:: THE PROBLEM ::
Below is a listing; reproduce each line of it exactly.

:: DATA SUPPLIED ::
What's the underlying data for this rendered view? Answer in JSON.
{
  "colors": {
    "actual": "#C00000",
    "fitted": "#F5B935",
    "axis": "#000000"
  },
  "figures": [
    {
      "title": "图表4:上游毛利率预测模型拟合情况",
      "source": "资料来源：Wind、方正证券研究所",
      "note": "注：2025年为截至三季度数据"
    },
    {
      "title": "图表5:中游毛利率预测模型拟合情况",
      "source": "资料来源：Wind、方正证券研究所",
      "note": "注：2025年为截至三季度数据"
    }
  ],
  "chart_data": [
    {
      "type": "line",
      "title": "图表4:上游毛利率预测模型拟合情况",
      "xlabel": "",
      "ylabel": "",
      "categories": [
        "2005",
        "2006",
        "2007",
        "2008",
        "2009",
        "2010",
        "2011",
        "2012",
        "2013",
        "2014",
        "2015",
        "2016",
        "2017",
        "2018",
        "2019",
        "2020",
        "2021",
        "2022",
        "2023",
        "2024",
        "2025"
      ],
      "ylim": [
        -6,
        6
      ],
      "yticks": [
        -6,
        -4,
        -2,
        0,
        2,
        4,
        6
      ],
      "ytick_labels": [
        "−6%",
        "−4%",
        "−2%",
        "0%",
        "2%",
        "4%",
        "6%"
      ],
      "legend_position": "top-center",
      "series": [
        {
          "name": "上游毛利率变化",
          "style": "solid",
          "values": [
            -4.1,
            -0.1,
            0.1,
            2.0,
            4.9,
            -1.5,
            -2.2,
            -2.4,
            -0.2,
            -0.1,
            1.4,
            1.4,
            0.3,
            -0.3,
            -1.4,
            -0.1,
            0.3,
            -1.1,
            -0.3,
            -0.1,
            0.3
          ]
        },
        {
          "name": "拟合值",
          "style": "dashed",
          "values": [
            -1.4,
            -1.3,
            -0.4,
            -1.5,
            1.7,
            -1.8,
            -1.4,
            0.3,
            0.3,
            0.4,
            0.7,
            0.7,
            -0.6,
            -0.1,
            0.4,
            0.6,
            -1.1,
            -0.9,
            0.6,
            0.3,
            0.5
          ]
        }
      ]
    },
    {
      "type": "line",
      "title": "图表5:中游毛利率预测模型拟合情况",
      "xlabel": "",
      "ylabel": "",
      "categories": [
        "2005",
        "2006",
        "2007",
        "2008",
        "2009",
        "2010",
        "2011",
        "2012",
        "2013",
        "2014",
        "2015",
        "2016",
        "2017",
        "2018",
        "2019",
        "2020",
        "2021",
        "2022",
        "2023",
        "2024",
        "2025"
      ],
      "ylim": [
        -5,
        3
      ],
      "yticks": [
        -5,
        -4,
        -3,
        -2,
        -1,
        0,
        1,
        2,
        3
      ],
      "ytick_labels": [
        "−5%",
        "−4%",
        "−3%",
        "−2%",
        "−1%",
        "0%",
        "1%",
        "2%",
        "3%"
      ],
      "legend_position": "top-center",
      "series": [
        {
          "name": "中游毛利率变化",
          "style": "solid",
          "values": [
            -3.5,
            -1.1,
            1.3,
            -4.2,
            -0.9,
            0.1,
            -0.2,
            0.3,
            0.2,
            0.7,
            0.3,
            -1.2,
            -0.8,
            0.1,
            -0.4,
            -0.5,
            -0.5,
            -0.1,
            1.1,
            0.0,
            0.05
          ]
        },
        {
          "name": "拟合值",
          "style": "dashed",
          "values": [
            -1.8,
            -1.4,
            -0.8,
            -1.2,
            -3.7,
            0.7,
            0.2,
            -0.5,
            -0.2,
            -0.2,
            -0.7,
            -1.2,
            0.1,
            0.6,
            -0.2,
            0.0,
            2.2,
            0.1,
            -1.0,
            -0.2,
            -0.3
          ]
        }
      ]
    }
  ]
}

:: FINAL RESULT ::
What's the underlying data for this rendered view? Answer in JSON.
{
  "colors": {
    "actual": "#C00000",
    "fitted": "#F5B935",
    "axis": "#000000"
  },
  "figures": [
    {
      "title": "图表4:上游毛利率预测模型拟合情况",
      "source": "资料来源：Wind、方正证券研究所",
      "note": "注：2025年为截至三季度数据"
    },
    {
      "title": "图表5:中游毛利率预测模型拟合情况",
      "source": "资料来源：Wind、方正证券研究所",
      "note": "注：2025年为截至三季度数据"
    }
  ],
  "chart_data": [
    {
      "type": "line",
      "title": "图表4:上游毛利率预测模型拟合情况",
      "xlabel": "",
      "ylabel": "",
      "categories": [
        "2005",
        "2006",
        "2007",
        "2008",
        "2009",
        "2010",
        "2011",
        "2012",
        "2013",
        "2014",
        "2015",
        "2016",
        "2017",
        "2018",
        "2019",
        "2020",
        "2021",
        "2022",
        "2023",
        "2024",
        "2025"
      ],
      "ylim": [
        -6,
        6
      ],
      "yticks": [
        -6,
        -4,
        -2,
        0,
        2,
        4,
        6
      ],
      "ytick_labels": [
        "−6%",
        "−4%",
        "−2%",
        "0%",
        "2%",
        "4%",
        "6%"
      ],
      "legend_position": "top-center",
      "series": [
        {
          "name": "上游毛利率变化",
          "style": "solid",
          "values": [
            -4.1,
            -0.1,
            0.1,
            2.0,
            4.9,
            -1.5,
            -2.2,
            -2.4,
            -0.2,
            -0.1,
            1.4,
            1.4,
            0.3,
            -0.3,
            -1.4,
            -0.1,
            0.3,
            -1.1,
            -0.3,
            -0.1,
            0.3
          ]
        },
        {
          "name": "拟合值",
          "style": "dashed",
          "values": [
            -1.4,
            -1.3,
            -0.4,
            -1.5,
            1.7,
            -1.8,
            -1.4,
            0.3,
            0.3,
            0.4,
            0.7,
            0.7,
            -0.6,
            -0.1,
            0.4,
            0.6,
            -1.1,
            -0.9,
            0.6,
            0.3,
            0.5
          ]
        }
      ]
    },
    {
      "type": "line",
      "title": "图表5:中游毛利率预测模型拟合情况",
      "xlabel": "",
      "ylabel": "",
      "categories": [
        "2005",
        "2006",
        "2007",
        "2008",
        "2009",
        "2010",
        "2011",
        "2012",
        "2013",
        "2014",
        "2015",
        "2016",
        "2017",
        "2018",
        "2019",
        "2020",
        "2021",
        "2022",
        "2023",
        "2024",
        "2025"
      ],
      "ylim": [
        -5,
        3
      ],
      "yticks": [
        -5,
        -4,
        -3,
        -2,
        -1,
        0,
        1,
        2,
        3
      ],
      "ytick_labels": [
        "−5%",
        "−4%",
        "−3%",
        "−2%",
        "−1%",
        "0%",
        "1%",
        "2%",
        "3%"
      ],
      "legend_position": "top-center",
      "series": [
        {
          "name": "中游毛利率变化",
          "style": "solid",
          "values": [
            -3.5,
            -1.1,
            1.3,
            -4.2,
            -0.9,
            0.1,
            -0.2,
            0.3,
            0.2,
            0.7,
            0.3,
            -1.2,
            -0.8,
            0.1,
            -0.4,
            -0.5,
            -0.5,
            -0.1,
            1.1,
            0.0,
            0.05
          ]
        },
        {
          "name": "拟合值",
          "style": "dashed",
          "values": [
            -1.8,
            -1.4,
            -0.8,
            -1.2,
            -3.7,
            0.7,
            0.2,
            -0.5,
            -0.2,
            -0.2,
            -0.7,
            -1.2,
            0.1,
            0.6,
            -0.2,
            0.0,
            2.2,
            0.1,
            -1.0,
            -0.2,
            -0.3
          ]
        }
      ]
    }
  ]
}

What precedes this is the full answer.